Every entry below should be printed exactly, without its images.

>> START ENTRIES PROVIDED

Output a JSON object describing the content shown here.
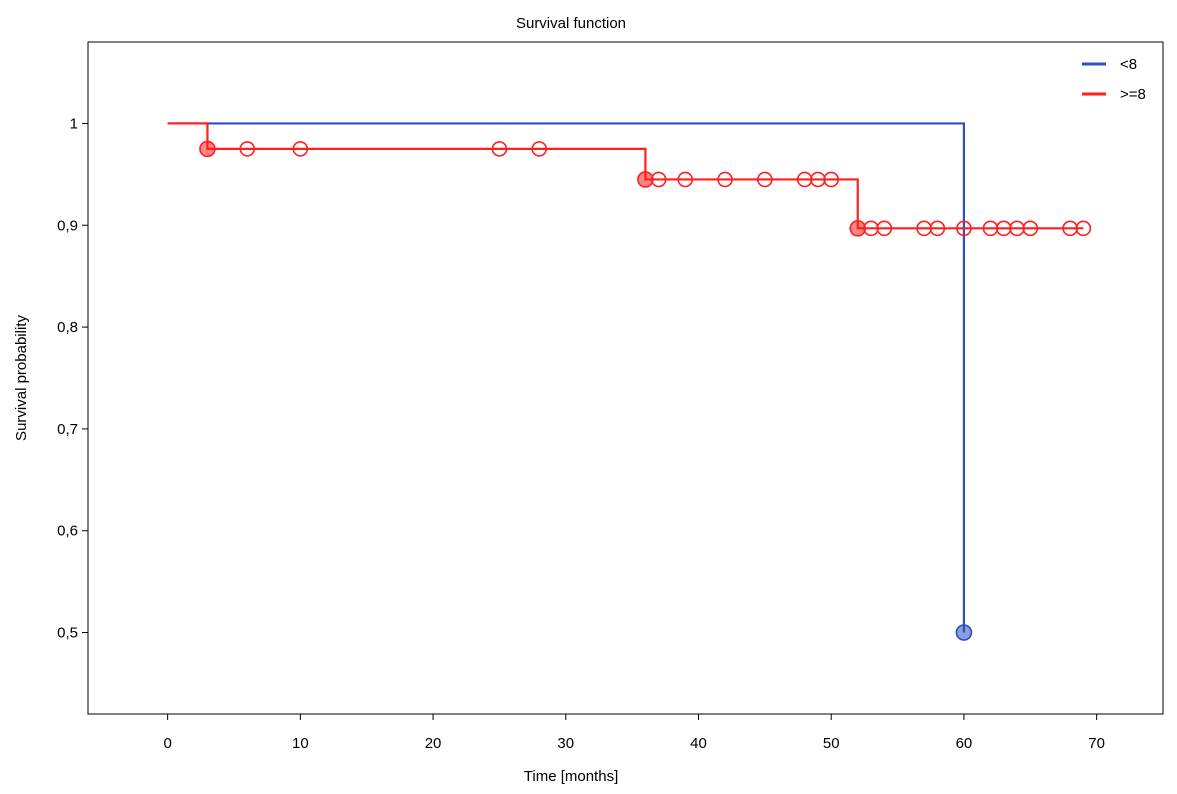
{
  "chart_data": {
    "type": "line",
    "subtype": "kaplan-meier-step",
    "title": "Survival function",
    "xlabel": "Time [months]",
    "ylabel": "Survival probability",
    "xlim": [
      -6,
      75
    ],
    "ylim": [
      0.42,
      1.08
    ],
    "xticks": [
      0,
      10,
      20,
      30,
      40,
      50,
      60,
      70
    ],
    "xtick_labels": [
      "0",
      "10",
      "20",
      "30",
      "40",
      "50",
      "60",
      "70"
    ],
    "yticks": [
      0.5,
      0.6,
      0.7,
      0.8,
      0.9,
      1.0
    ],
    "ytick_labels": [
      "0,5",
      "0,6",
      "0,7",
      "0,8",
      "0,9",
      "1"
    ],
    "grid": false,
    "legend_position": "top-right",
    "series": [
      {
        "name": "<8",
        "color": "#2a4fc4",
        "steps": [
          [
            0,
            1.0
          ],
          [
            60,
            0.5
          ]
        ],
        "end_x": 60,
        "events": [
          [
            60,
            0.5
          ]
        ],
        "censored": []
      },
      {
        "name": ">=8",
        "color": "#ff1f1f",
        "steps": [
          [
            0,
            1.0
          ],
          [
            3,
            0.975
          ],
          [
            36,
            0.945
          ],
          [
            52,
            0.897
          ]
        ],
        "end_x": 69,
        "events": [
          [
            3,
            0.975
          ],
          [
            36,
            0.945
          ],
          [
            52,
            0.897
          ]
        ],
        "censored": [
          [
            6,
            0.975
          ],
          [
            10,
            0.975
          ],
          [
            25,
            0.975
          ],
          [
            28,
            0.975
          ],
          [
            37,
            0.945
          ],
          [
            39,
            0.945
          ],
          [
            42,
            0.945
          ],
          [
            45,
            0.945
          ],
          [
            48,
            0.945
          ],
          [
            49,
            0.945
          ],
          [
            50,
            0.945
          ],
          [
            53,
            0.897
          ],
          [
            54,
            0.897
          ],
          [
            57,
            0.897
          ],
          [
            58,
            0.897
          ],
          [
            60,
            0.897
          ],
          [
            62,
            0.897
          ],
          [
            63,
            0.897
          ],
          [
            64,
            0.897
          ],
          [
            65,
            0.897
          ],
          [
            68,
            0.897
          ],
          [
            69,
            0.897
          ]
        ]
      }
    ]
  }
}
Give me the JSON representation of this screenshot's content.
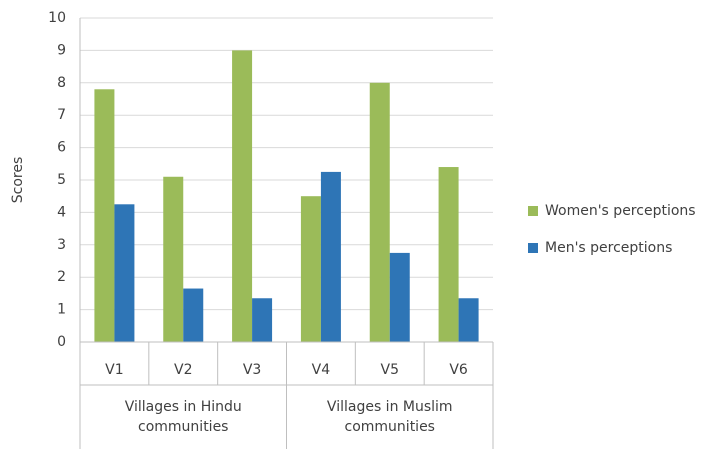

>> END ENTRIES PROVIDED

FULL OUTPUT —
Output a JSON object describing the content shown here.
{
  "chart_data": {
    "type": "line",
    "subtype": "kaplan-meier-step",
    "title": "Survival function",
    "xlabel": "Time [months]",
    "ylabel": "Survival probability",
    "xlim": [
      -6,
      75
    ],
    "ylim": [
      0.42,
      1.08
    ],
    "xticks": [
      0,
      10,
      20,
      30,
      40,
      50,
      60,
      70
    ],
    "xtick_labels": [
      "0",
      "10",
      "20",
      "30",
      "40",
      "50",
      "60",
      "70"
    ],
    "yticks": [
      0.5,
      0.6,
      0.7,
      0.8,
      0.9,
      1.0
    ],
    "ytick_labels": [
      "0,5",
      "0,6",
      "0,7",
      "0,8",
      "0,9",
      "1"
    ],
    "grid": false,
    "legend_position": "top-right",
    "series": [
      {
        "name": "<8",
        "color": "#2a4fc4",
        "steps": [
          [
            0,
            1.0
          ],
          [
            60,
            0.5
          ]
        ],
        "end_x": 60,
        "events": [
          [
            60,
            0.5
          ]
        ],
        "censored": []
      },
      {
        "name": ">=8",
        "color": "#ff1f1f",
        "steps": [
          [
            0,
            1.0
          ],
          [
            3,
            0.975
          ],
          [
            36,
            0.945
          ],
          [
            52,
            0.897
          ]
        ],
        "end_x": 69,
        "events": [
          [
            3,
            0.975
          ],
          [
            36,
            0.945
          ],
          [
            52,
            0.897
          ]
        ],
        "censored": [
          [
            6,
            0.975
          ],
          [
            10,
            0.975
          ],
          [
            25,
            0.975
          ],
          [
            28,
            0.975
          ],
          [
            37,
            0.945
          ],
          [
            39,
            0.945
          ],
          [
            42,
            0.945
          ],
          [
            45,
            0.945
          ],
          [
            48,
            0.945
          ],
          [
            49,
            0.945
          ],
          [
            50,
            0.945
          ],
          [
            53,
            0.897
          ],
          [
            54,
            0.897
          ],
          [
            57,
            0.897
          ],
          [
            58,
            0.897
          ],
          [
            60,
            0.897
          ],
          [
            62,
            0.897
          ],
          [
            63,
            0.897
          ],
          [
            64,
            0.897
          ],
          [
            65,
            0.897
          ],
          [
            68,
            0.897
          ],
          [
            69,
            0.897
          ]
        ]
      }
    ]
  }
}
Give me the JSON representation of this screenshot's content.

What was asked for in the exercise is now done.